— Start —

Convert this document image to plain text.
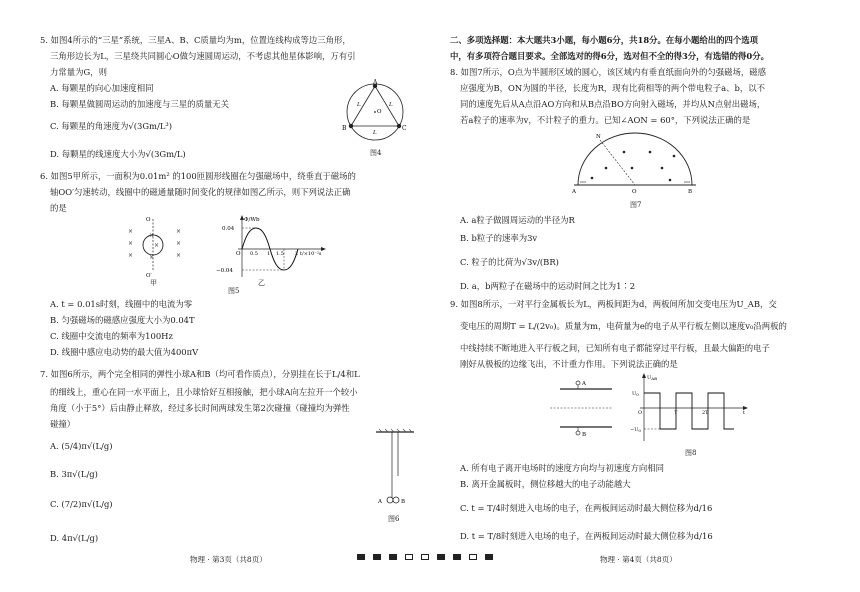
5. 如图4所示的“三星”系统，三星A、B、C质量均为m，位置连线构成等边三角形，
三角形边长为L，三星绕共同圆心O做匀速圆周运动，不考虑其他星体影响，万有引
力常量为G，则
A. 每颗星的向心加速度相同
B. 每颗星做圆周运动的加速度与三星的质量无关
C. 每颗星的角速度为√(3Gm/L³)
D. 每颗星的线速度大小为√(3Gm/L)
A
B	C
O
L	L
L
图4
6. 如图5甲所示，一面积为0.01m² 的100匝圆形线圈在匀强磁场中，绕垂直于磁场的
轴OO′匀速转动，线圈中的磁通量随时间变化的规律如图乙所示，则下列说法正确
的是
×
×
×
×
×
×
×
×
×
O
O′
甲
Φ/Wb
0.04
−0.04
O 0.5 1 1.5 2 t/×10⁻²s
乙
图5
A. t = 0.01s时刻，线圈中的电流为零
B. 匀强磁场的磁感应强度大小为0.04T
C. 线圈中交流电的频率为100Hz
D. 线圈中感应电动势的最大值为400πV
7. 如图6所示，两个完全相同的弹性小球A和B（均可看作质点），分别挂在长于L/4和L
的细线上，重心在同一水平面上，且小球恰好互相接触，把小球A向左拉开一个较小
角度（小于5°）后由静止释放，经过多长时间两球发生第2次碰撞（碰撞均为弹性
碰撞）
A. (5/4)π√(L/g)
B. 3π√(L/g)
C. (7/2)π√(L/g)
D. 4π√(L/g)
A	B
图6
物理 · 第3页（共8页）
二、多项选择题：本大题共3小题，每小题6分，共18分。在每小题给出的四个选项
中，有多项符合题目要求。全部选对的得6分，选对但不全的得3分，有选错的得0分。
8. 如图7所示，O点为半圆形区域的圆心，该区域内有垂直纸面向外的匀强磁场，磁感
应强度为B，ON为圆的半径，长度为R，现有比荷相等的两个带电粒子a、b，以不
同的速度先后从A点沿AO方向和从B点沿BO方向射入磁场，并均从N点射出磁场，
若a粒子的速率为v，不计粒子的重力。已知∠AON = 60°，下列说法正确的是
N
A	O	B
图7
A. a粒子做圆周运动的半径为R
B. b粒子的速率为3v
C. 粒子的比荷为√3v/(BR)
D. a，b两粒子在磁场中的运动时间之比为1∶2
9. 如图8所示，一对平行金属板长为L，两板间距为d，两板间所加交变电压为U_AB，交
变电压的周期T = L/(2v₀)。质量为m，电荷量为e的电子从平行板左侧以速度v₀沿两板的
中线持续不断地进入平行板之间，已知所有电子都能穿过平行板，且最大偏距的电子
刚好从极板的边缘飞出，不计重力作用。下列说法正确的是
A
B
$U_{AB}$
$U_0$
$-U_0$
O	T	2T	t
图8
A. 所有电子离开电场时的速度方向均与初速度方向相同
B. 离开金属板时，侧位移越大的电子动能越大
C. t = T/4时刻进入电场的电子，在两板间运动时最大侧位移为d/16
D. t = T/8时刻进入电场的电子，在两板间运动时最大侧位移为d/16
物理 · 第4页（共8页）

— End —

EXERCISE TASK: Give the entries again word for word, but skip the pictures.

ANSWER IN FULL:
Convert this document image to plain text.
5. 如图4所示的“三星”系统，三星A、B、C质量均为m，位置连线构成等边三角形，
三角形边长为L，三星绕共同圆心O做匀速圆周运动，不考虑其他星体影响，万有引
力常量为G，则
A. 每颗星的向心加速度相同
B. 每颗星做圆周运动的加速度与三星的质量无关
C. 每颗星的角速度为√(3Gm/L³)
D. 每颗星的线速度大小为√(3Gm/L)
A
B	C
O
L	L
L
图4
6. 如图5甲所示，一面积为0.01m² 的100匝圆形线圈在匀强磁场中，绕垂直于磁场的
轴OO′匀速转动，线圈中的磁通量随时间变化的规律如图乙所示，则下列说法正确
的是
×
×
×
×
×
×
×
×
×
O
O′
甲
Φ/Wb
0.04
−0.04
O 0.5 1 1.5 2 t/×10⁻²s
乙
图5
A. t = 0.01s时刻，线圈中的电流为零
B. 匀强磁场的磁感应强度大小为0.04T
C. 线圈中交流电的频率为100Hz
D. 线圈中感应电动势的最大值为400πV
7. 如图6所示，两个完全相同的弹性小球A和B（均可看作质点），分别挂在长于L/4和L
的细线上，重心在同一水平面上，且小球恰好互相接触，把小球A向左拉开一个较小
角度（小于5°）后由静止释放，经过多长时间两球发生第2次碰撞（碰撞均为弹性
碰撞）
A. (5/4)π√(L/g)
B. 3π√(L/g)
C. (7/2)π√(L/g)
D. 4π√(L/g)
A	B
图6
物理 · 第3页（共8页）
二、多项选择题：本大题共3小题，每小题6分，共18分。在每小题给出的四个选项
中，有多项符合题目要求。全部选对的得6分，选对但不全的得3分，有选错的得0分。
8. 如图7所示，O点为半圆形区域的圆心，该区域内有垂直纸面向外的匀强磁场，磁感
应强度为B，ON为圆的半径，长度为R，现有比荷相等的两个带电粒子a、b，以不
同的速度先后从A点沿AO方向和从B点沿BO方向射入磁场，并均从N点射出磁场，
若a粒子的速率为v，不计粒子的重力。已知∠AON = 60°，下列说法正确的是
N
A	O	B
图7
A. a粒子做圆周运动的半径为R
B. b粒子的速率为3v
C. 粒子的比荷为√3v/(BR)
D. a，b两粒子在磁场中的运动时间之比为1∶2
9. 如图8所示，一对平行金属板长为L，两板间距为d，两板间所加交变电压为U_AB，交
变电压的周期T = L/(2v₀)。质量为m，电荷量为e的电子从平行板左侧以速度v₀沿两板的
中线持续不断地进入平行板之间，已知所有电子都能穿过平行板，且最大偏距的电子
刚好从极板的边缘飞出，不计重力作用。下列说法正确的是
A
B
$U_{AB}$
$U_0$
$-U_0$
O	T	2T	t
图8
A. 所有电子离开电场时的速度方向均与初速度方向相同
B. 离开金属板时，侧位移越大的电子动能越大
C. t = T/4时刻进入电场的电子，在两板间运动时最大侧位移为d/16
D. t = T/8时刻进入电场的电子，在两板间运动时最大侧位移为d/16
物理 · 第4页（共8页）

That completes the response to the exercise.